Problem description: From the listing below, extract every line in which the word "content" appears.

── Record extracts ──

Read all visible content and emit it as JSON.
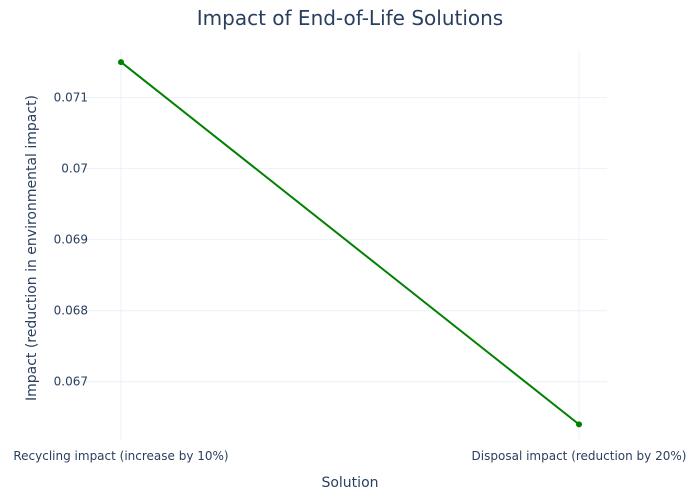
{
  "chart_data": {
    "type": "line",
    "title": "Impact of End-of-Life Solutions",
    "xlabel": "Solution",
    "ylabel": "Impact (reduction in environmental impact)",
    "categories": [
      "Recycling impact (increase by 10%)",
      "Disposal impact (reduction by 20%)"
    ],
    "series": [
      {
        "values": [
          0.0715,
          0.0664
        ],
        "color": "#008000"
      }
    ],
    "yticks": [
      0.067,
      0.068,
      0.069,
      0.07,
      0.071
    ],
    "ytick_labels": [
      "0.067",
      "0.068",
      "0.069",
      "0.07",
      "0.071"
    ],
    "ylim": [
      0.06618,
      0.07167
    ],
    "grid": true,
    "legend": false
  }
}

───
── Record extracts ──

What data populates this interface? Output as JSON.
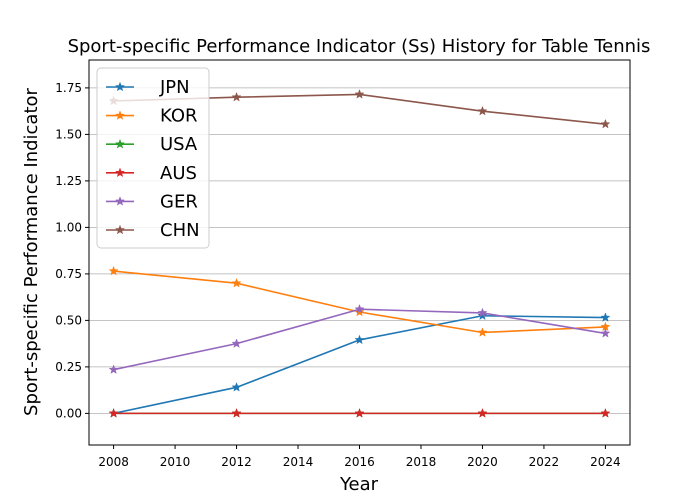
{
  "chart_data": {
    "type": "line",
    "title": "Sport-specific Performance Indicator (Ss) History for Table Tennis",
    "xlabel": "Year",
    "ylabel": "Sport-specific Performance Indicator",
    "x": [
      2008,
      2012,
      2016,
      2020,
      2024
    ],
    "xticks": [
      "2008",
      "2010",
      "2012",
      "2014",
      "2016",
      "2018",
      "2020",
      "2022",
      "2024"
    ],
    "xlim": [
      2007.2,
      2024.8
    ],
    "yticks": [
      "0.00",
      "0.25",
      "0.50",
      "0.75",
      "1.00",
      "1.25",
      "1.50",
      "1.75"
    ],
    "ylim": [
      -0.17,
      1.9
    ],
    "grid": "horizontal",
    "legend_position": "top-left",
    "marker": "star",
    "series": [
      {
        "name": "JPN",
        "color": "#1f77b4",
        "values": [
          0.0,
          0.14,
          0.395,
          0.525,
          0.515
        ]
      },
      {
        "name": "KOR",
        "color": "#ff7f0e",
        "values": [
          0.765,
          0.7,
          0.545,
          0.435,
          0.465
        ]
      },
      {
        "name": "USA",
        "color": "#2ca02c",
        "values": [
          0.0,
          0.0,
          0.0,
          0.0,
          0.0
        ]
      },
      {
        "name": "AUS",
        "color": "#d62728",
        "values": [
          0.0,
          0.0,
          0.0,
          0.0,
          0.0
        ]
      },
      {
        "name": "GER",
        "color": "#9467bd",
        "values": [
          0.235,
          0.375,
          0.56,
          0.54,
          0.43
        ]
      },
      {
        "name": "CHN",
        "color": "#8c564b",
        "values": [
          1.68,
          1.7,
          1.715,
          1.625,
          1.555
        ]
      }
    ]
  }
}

───
── Record extracts ──

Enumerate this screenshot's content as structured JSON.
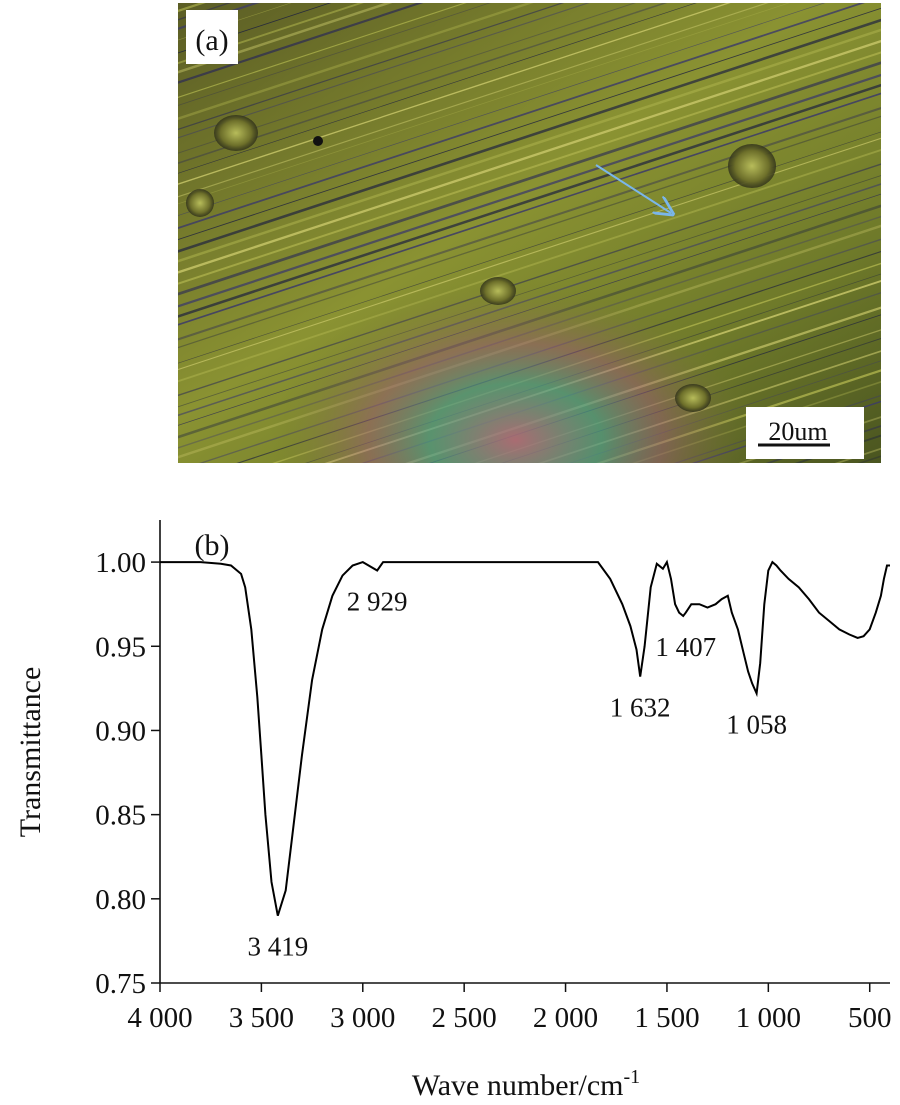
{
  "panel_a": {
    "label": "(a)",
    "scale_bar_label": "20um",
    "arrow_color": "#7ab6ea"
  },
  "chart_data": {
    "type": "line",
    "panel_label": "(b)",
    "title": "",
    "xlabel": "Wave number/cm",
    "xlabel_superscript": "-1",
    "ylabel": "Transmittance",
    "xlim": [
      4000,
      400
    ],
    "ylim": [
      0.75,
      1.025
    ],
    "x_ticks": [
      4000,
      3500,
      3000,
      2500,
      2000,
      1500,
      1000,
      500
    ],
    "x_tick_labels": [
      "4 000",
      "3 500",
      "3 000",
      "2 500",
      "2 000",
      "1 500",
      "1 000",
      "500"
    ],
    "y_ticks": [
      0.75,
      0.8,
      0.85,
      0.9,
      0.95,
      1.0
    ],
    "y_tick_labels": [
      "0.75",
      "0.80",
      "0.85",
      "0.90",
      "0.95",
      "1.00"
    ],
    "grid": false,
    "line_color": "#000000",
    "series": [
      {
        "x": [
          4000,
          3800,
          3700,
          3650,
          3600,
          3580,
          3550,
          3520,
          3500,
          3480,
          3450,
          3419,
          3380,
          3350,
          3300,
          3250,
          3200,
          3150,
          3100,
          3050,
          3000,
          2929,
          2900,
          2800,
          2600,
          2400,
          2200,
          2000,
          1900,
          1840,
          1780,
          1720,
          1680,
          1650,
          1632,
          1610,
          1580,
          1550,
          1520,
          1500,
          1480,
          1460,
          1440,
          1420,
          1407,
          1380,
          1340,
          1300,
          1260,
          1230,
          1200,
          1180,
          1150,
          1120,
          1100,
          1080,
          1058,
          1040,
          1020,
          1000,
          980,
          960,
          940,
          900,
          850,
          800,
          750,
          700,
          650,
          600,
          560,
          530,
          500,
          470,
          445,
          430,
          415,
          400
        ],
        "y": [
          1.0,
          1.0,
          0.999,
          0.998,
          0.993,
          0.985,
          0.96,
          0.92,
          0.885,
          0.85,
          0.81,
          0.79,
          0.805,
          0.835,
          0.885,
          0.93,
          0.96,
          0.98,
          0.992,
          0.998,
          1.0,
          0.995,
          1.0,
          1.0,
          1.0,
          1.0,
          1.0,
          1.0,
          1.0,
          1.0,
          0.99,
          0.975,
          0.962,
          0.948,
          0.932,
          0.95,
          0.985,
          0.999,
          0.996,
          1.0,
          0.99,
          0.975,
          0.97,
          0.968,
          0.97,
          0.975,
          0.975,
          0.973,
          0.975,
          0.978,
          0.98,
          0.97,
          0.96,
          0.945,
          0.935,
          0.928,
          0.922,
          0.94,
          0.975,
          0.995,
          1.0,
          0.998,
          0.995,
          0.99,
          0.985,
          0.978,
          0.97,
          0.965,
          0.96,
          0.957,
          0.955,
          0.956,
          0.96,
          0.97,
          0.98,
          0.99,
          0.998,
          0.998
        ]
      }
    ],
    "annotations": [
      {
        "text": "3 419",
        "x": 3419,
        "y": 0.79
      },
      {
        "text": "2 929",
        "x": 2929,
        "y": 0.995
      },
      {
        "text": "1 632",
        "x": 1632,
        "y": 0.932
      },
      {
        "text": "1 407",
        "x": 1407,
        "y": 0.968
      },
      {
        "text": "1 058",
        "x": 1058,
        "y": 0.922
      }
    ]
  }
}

───

Task result:
Read all visible content and emit it as JSON.
Enumerate this screenshot's content as structured JSON.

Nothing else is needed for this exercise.